Written exercise: Your answer is a single number: the count of lines that contain the string "with".

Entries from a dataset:

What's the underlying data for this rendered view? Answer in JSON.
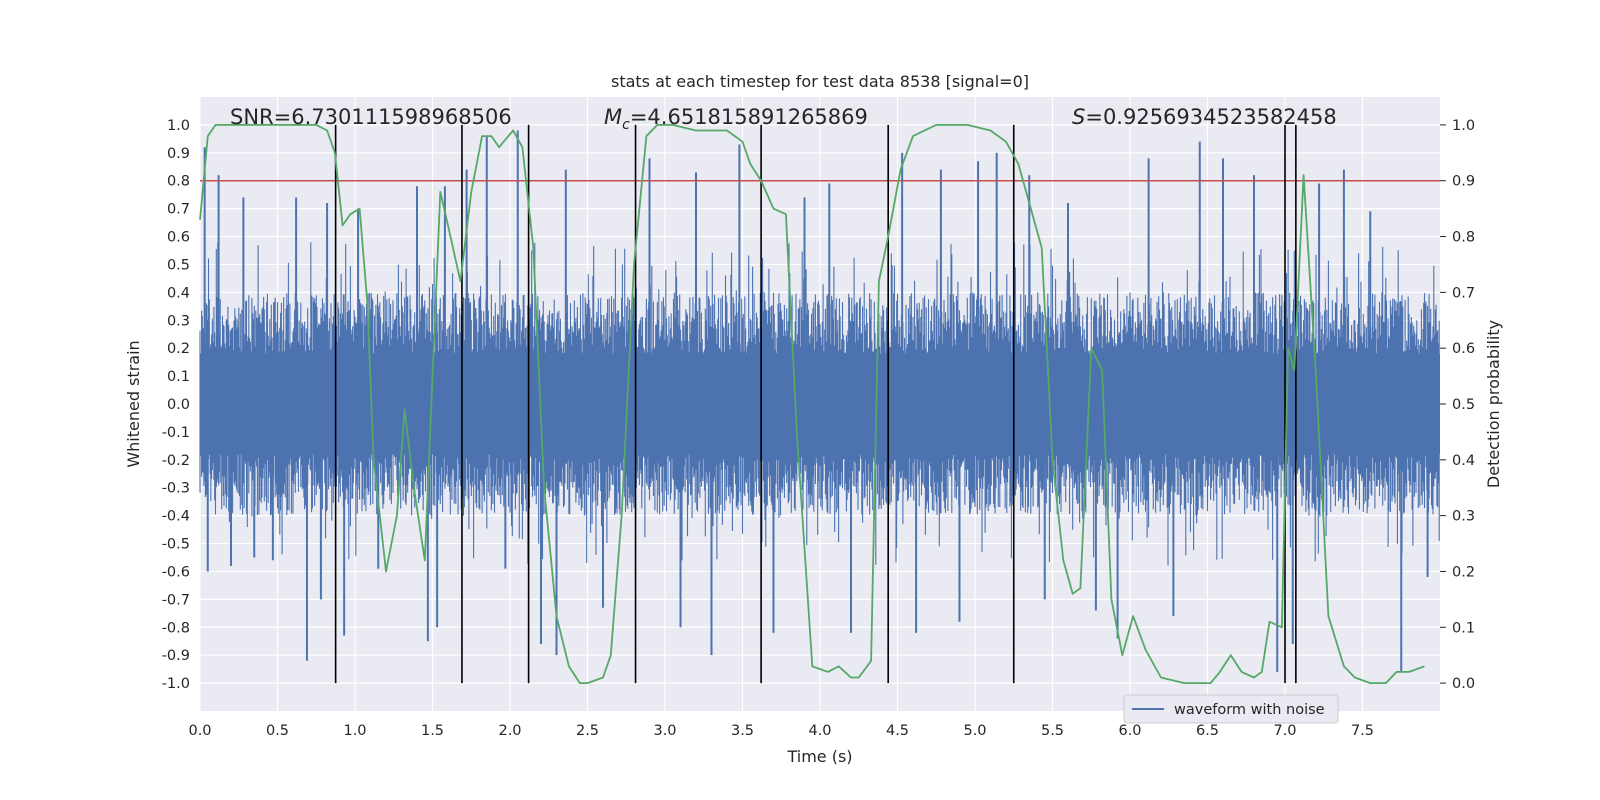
{
  "chart_data": {
    "type": "line",
    "title": "stats at each timestep for test data 8538 [signal=0]",
    "xlabel": "Time (s)",
    "ylabel_left": "Whitened strain",
    "ylabel_right": "Detection probability",
    "xlim": [
      0.0,
      8.0
    ],
    "ylim_left": [
      -1.1,
      1.1
    ],
    "ylim_right": [
      -0.05,
      1.05
    ],
    "x_ticks": [
      0.0,
      0.5,
      1.0,
      1.5,
      2.0,
      2.5,
      3.0,
      3.5,
      4.0,
      4.5,
      5.0,
      5.5,
      6.0,
      6.5,
      7.0,
      7.5
    ],
    "x_tick_labels": [
      "0.0",
      "0.5",
      "1.0",
      "1.5",
      "2.0",
      "2.5",
      "3.0",
      "3.5",
      "4.0",
      "4.5",
      "5.0",
      "5.5",
      "6.0",
      "6.5",
      "7.0",
      "7.5"
    ],
    "y_left_ticks": [
      1.0,
      0.9,
      0.8,
      0.7,
      0.6,
      0.5,
      0.4,
      0.3,
      0.2,
      0.1,
      0.0,
      -0.1,
      -0.2,
      -0.3,
      -0.4,
      -0.5,
      -0.6,
      -0.7,
      -0.8,
      -0.9,
      -1.0
    ],
    "y_left_tick_labels": [
      "1.0",
      "0.9",
      "0.8",
      "0.7",
      "0.6",
      "0.5",
      "0.4",
      "0.3",
      "0.2",
      "0.1",
      "0.0",
      "-0.1",
      "-0.2",
      "-0.3",
      "-0.4",
      "-0.5",
      "-0.6",
      "-0.7",
      "-0.8",
      "-0.9",
      "-1.0"
    ],
    "y_right_ticks": [
      1.0,
      0.9,
      0.8,
      0.7,
      0.6,
      0.5,
      0.4,
      0.3,
      0.2,
      0.1,
      0.0
    ],
    "y_right_tick_labels": [
      "1.0",
      "0.9",
      "0.8",
      "0.7",
      "0.6",
      "0.5",
      "0.4",
      "0.3",
      "0.2",
      "0.1",
      "0.0"
    ],
    "threshold": {
      "value": 0.9,
      "axis": "right",
      "color": "#c44e52"
    },
    "annotations": {
      "snr": "SNR=6.730111598968506",
      "mc_symbol": "M",
      "mc_sub": "c",
      "mc_value": "=4.651815891265869",
      "s_symbol": "S",
      "s_value": "=0.9256934523582458"
    },
    "event_lines": [
      0.875,
      1.69,
      2.12,
      2.81,
      3.62,
      4.44,
      5.25,
      7.0,
      7.07
    ],
    "event_line_color": "#000000",
    "waveform": {
      "name": "waveform with noise",
      "color": "#4c72b0",
      "x_range": [
        0.0,
        8.0
      ],
      "core_envelope": 0.4,
      "spikes": [
        [
          0.03,
          0.92
        ],
        [
          0.05,
          -0.6
        ],
        [
          0.12,
          0.82
        ],
        [
          0.2,
          -0.58
        ],
        [
          0.28,
          0.74
        ],
        [
          0.35,
          -0.55
        ],
        [
          0.47,
          -0.56
        ],
        [
          0.62,
          0.74
        ],
        [
          0.69,
          -0.92
        ],
        [
          0.78,
          -0.7
        ],
        [
          0.82,
          0.72
        ],
        [
          0.93,
          -0.83
        ],
        [
          1.02,
          0.7
        ],
        [
          1.15,
          -0.59
        ],
        [
          1.4,
          0.78
        ],
        [
          1.47,
          -0.85
        ],
        [
          1.53,
          -0.8
        ],
        [
          1.58,
          0.78
        ],
        [
          1.72,
          0.84
        ],
        [
          1.85,
          0.96
        ],
        [
          1.97,
          -0.59
        ],
        [
          2.05,
          0.98
        ],
        [
          2.2,
          -0.86
        ],
        [
          2.3,
          -0.9
        ],
        [
          2.36,
          0.84
        ],
        [
          2.6,
          -0.73
        ],
        [
          2.9,
          0.88
        ],
        [
          3.1,
          -0.8
        ],
        [
          3.2,
          0.83
        ],
        [
          3.3,
          -0.9
        ],
        [
          3.48,
          0.93
        ],
        [
          3.7,
          -0.82
        ],
        [
          3.9,
          0.74
        ],
        [
          4.06,
          0.79
        ],
        [
          4.2,
          -0.82
        ],
        [
          4.53,
          0.9
        ],
        [
          4.62,
          -0.82
        ],
        [
          4.78,
          0.84
        ],
        [
          4.9,
          -0.78
        ],
        [
          5.02,
          0.87
        ],
        [
          5.14,
          0.9
        ],
        [
          5.35,
          0.82
        ],
        [
          5.45,
          -0.7
        ],
        [
          5.6,
          0.72
        ],
        [
          5.78,
          -0.74
        ],
        [
          5.92,
          -0.84
        ],
        [
          6.12,
          0.88
        ],
        [
          6.28,
          -0.76
        ],
        [
          6.45,
          0.94
        ],
        [
          6.6,
          0.88
        ],
        [
          6.8,
          0.82
        ],
        [
          6.95,
          -0.96
        ],
        [
          7.05,
          -0.86
        ],
        [
          7.22,
          0.79
        ],
        [
          7.38,
          0.84
        ],
        [
          7.55,
          0.69
        ],
        [
          7.75,
          -0.96
        ],
        [
          7.92,
          -0.62
        ]
      ]
    },
    "probability": {
      "name": "Detection probability",
      "color": "#55a868",
      "x": [
        0.0,
        0.05,
        0.1,
        0.2,
        0.4,
        0.6,
        0.75,
        0.82,
        0.87,
        0.92,
        0.97,
        1.03,
        1.08,
        1.12,
        1.2,
        1.27,
        1.32,
        1.38,
        1.45,
        1.5,
        1.55,
        1.6,
        1.68,
        1.75,
        1.82,
        1.88,
        1.93,
        2.02,
        2.08,
        2.15,
        2.22,
        2.3,
        2.38,
        2.45,
        2.5,
        2.6,
        2.65,
        2.72,
        2.8,
        2.88,
        2.95,
        3.05,
        3.2,
        3.4,
        3.5,
        3.55,
        3.62,
        3.7,
        3.78,
        3.85,
        3.95,
        4.05,
        4.12,
        4.2,
        4.25,
        4.33,
        4.38,
        4.44,
        4.52,
        4.6,
        4.75,
        4.85,
        4.95,
        5.1,
        5.2,
        5.28,
        5.35,
        5.43,
        5.5,
        5.57,
        5.63,
        5.68,
        5.75,
        5.82,
        5.88,
        5.95,
        6.02,
        6.1,
        6.2,
        6.35,
        6.47,
        6.52,
        6.58,
        6.65,
        6.72,
        6.8,
        6.85,
        6.9,
        6.98,
        7.02,
        7.06,
        7.12,
        7.2,
        7.28,
        7.38,
        7.45,
        7.55,
        7.65,
        7.72,
        7.8,
        7.9
      ],
      "y": [
        0.83,
        0.98,
        1.0,
        1.0,
        1.0,
        1.0,
        1.0,
        0.99,
        0.95,
        0.82,
        0.84,
        0.85,
        0.68,
        0.4,
        0.2,
        0.3,
        0.49,
        0.35,
        0.22,
        0.55,
        0.88,
        0.82,
        0.72,
        0.88,
        0.98,
        0.98,
        0.96,
        0.99,
        0.96,
        0.78,
        0.35,
        0.12,
        0.03,
        0.0,
        0.0,
        0.01,
        0.05,
        0.3,
        0.75,
        0.98,
        1.0,
        1.0,
        0.99,
        0.99,
        0.97,
        0.93,
        0.9,
        0.85,
        0.84,
        0.45,
        0.03,
        0.02,
        0.03,
        0.01,
        0.01,
        0.04,
        0.72,
        0.8,
        0.92,
        0.98,
        1.0,
        1.0,
        1.0,
        0.99,
        0.97,
        0.93,
        0.86,
        0.78,
        0.4,
        0.22,
        0.16,
        0.17,
        0.6,
        0.56,
        0.15,
        0.05,
        0.12,
        0.06,
        0.01,
        0.0,
        0.0,
        0.0,
        0.02,
        0.05,
        0.02,
        0.01,
        0.02,
        0.11,
        0.1,
        0.6,
        0.56,
        0.91,
        0.55,
        0.12,
        0.03,
        0.01,
        0.0,
        0.0,
        0.02,
        0.02,
        0.03
      ]
    },
    "legend": {
      "label": "waveform with noise",
      "placement": "lower-right"
    },
    "grid": true
  }
}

The reply: 2